# alternative to perlite?



## swift_wraith (Jan 4, 2009)

Have just been into asda and seen they have some bob martin premium cat litter crystals. Now i've heard that some cat litter is identical to perlite. Has anyone tried using the bob martin stuff as a incubation substrate? The stuff in the bag looks a LOT like perlite.

I've just email bob martins support email asking for the composition and my reasons for asking too. but their site says 28 days for a reply!!


----------



## southpython (Feb 18, 2010)

I know people that use moss to incubate eggs, chopped up cloth, egg crate (plastic ) for incubation with no substrate. Mix of perlite/vercurmulite (sp). got a few more stuff but not 100% and dont want to post it if i dont know that they hatched eggs with it.


----------



## swift_wraith (Jan 4, 2009)

UPDATE:

had a reply from Bob Martin Products, the cat litter is made from silica crystals. Has anyone ever used silica as an incubation medium? I've been experimenting a little with an empty tub and a heatmat and they hold the moisture pretty well. Just unsure if they will have any adverse effects on any eggs.


----------



## Madmonk (Apr 30, 2009)

*perlite substrate*

Hiya Bud
stick to what you know, perlite works and £5 a bag.
Bob Martins x amount per bag and a lost clutch??
only one winner im afraid, I will use perlite any day over something Im unsure of.
Just my own opinion, a wise old engineer once told me"if it aint broke son no need to fix it is there" : victory:


----------



## GeckoD (May 30, 2010)

I used the sophisticat stuff you get from pets at home and have hatched on it...


----------



## daveplymouth (May 26, 2009)

Ive had no problems with vermiculite, Add water grab a fistfull give it a squeeze so it stops dripping and whack it in a air tight tub. Simple as abc!

Annotated element records
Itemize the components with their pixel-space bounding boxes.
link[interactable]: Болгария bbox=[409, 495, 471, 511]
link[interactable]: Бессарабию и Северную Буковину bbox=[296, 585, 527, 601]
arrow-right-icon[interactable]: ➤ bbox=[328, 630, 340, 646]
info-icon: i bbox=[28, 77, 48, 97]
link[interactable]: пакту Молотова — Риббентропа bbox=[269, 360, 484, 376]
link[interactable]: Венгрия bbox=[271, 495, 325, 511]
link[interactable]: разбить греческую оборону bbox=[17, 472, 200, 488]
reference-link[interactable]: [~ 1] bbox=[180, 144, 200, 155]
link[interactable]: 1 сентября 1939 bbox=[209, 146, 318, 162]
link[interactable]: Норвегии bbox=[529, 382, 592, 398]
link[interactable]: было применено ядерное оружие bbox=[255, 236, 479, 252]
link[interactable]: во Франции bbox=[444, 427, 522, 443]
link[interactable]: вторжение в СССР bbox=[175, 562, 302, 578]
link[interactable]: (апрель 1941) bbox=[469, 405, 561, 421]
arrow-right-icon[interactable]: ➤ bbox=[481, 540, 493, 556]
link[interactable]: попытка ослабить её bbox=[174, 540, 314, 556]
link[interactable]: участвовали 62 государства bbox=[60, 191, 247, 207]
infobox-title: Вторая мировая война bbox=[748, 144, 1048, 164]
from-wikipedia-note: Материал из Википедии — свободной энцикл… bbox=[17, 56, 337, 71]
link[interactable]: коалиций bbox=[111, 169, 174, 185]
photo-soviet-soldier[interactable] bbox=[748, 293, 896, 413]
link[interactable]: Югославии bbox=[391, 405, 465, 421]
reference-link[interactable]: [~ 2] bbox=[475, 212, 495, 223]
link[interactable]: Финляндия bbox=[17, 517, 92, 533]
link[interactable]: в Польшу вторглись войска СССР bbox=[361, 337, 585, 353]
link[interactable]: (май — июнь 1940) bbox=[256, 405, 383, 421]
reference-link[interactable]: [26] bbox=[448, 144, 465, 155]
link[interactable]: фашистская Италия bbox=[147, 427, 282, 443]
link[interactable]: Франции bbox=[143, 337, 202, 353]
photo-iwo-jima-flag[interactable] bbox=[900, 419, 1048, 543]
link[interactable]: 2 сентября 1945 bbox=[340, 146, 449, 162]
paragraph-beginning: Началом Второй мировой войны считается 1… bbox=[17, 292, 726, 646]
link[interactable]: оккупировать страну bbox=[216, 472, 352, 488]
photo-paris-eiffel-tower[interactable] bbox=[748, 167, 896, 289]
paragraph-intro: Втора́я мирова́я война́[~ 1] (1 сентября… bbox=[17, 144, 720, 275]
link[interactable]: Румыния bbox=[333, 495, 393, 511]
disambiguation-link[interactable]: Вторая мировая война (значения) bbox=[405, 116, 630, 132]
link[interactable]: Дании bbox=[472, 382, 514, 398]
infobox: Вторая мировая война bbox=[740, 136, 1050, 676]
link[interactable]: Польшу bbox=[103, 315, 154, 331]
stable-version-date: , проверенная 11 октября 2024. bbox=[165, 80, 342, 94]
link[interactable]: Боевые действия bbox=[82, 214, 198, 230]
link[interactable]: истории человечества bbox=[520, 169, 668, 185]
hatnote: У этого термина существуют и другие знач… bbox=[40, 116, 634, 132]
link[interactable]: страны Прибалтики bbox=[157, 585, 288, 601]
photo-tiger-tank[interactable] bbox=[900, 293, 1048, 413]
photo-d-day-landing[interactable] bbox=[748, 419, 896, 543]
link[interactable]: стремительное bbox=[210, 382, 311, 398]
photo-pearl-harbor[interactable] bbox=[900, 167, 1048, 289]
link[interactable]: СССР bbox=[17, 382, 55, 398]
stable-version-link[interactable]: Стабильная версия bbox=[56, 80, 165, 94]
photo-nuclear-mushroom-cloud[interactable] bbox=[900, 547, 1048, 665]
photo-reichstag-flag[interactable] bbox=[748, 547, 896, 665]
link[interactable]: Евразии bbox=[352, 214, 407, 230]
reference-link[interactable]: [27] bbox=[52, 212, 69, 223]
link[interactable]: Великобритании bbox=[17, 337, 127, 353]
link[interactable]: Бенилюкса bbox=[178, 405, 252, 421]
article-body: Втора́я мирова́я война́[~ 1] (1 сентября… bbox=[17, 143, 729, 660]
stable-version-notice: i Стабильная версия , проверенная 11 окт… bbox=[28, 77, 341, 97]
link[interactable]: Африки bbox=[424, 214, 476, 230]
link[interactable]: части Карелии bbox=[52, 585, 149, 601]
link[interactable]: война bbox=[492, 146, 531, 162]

* _WHAT YOU NEED TO DO_
**1.** Write out the stretch of the perlite thread from "had a reply" through "a lost clutch??".
**2.** Compose the next part of the forum thread on alternatives to perlite, starting right after its final sentence.
The records are separate material with no connection to the perlite thread.

* _RESPONSES TO THE TASKS_
**1.**
had a reply from Bob Martin Products, the cat litter is made from silica crystals. Has anyone ever used silica as an incubation medium? I've been experimenting a little with an empty tub and a heatmat and they hold the moisture pretty well. Just unsure if they will have any adverse effects on any eggs.


----------



## Madmonk (Apr 30, 2009)

*perlite substrate*

Hiya Bud
stick to what you know, perlite works and £5 a bag.
Bob Martins x amount per bag and a lost clutch??

**2.**
----------



## markhill (Sep 22, 2006)

plastic egg crate and water, cheap as chips: victory:


----------



## tricky (Sep 29, 2007)

daveplymouth said:


> Ive had no problems with vermiculite, Add water grab a fistfull give it a squeeze so it stops dripping and whack it in a air tight tub. Simple as abc!


 
i dont know any better . 

started with vermiculite and been perfect for 3 years now so happy with it


----------



## Bex_2011 (Jun 14, 2011)

Ive used perlite but it made my eggs go funny. Vermucilate is excellent to use. Absorbs water for longer. We also use spagnum moss.


----------



## eeji (Feb 22, 2006)

i've always used vermiculite too and add a layer of sphagnum moss if the eggs are getting too dry


----------



## mrhazardlights (Oct 30, 2010)

hatchrite. tub full. add eggs. put lid on. open once every week for a few minutes to allow air exchange. easy and impossible for mould to grow


----------



## Big Red One (Oct 17, 2007)

SIM's or their home made alternatives seem to work well, as long as your heat comes from below.....


----------



## Lozza.Bella (Apr 24, 2010)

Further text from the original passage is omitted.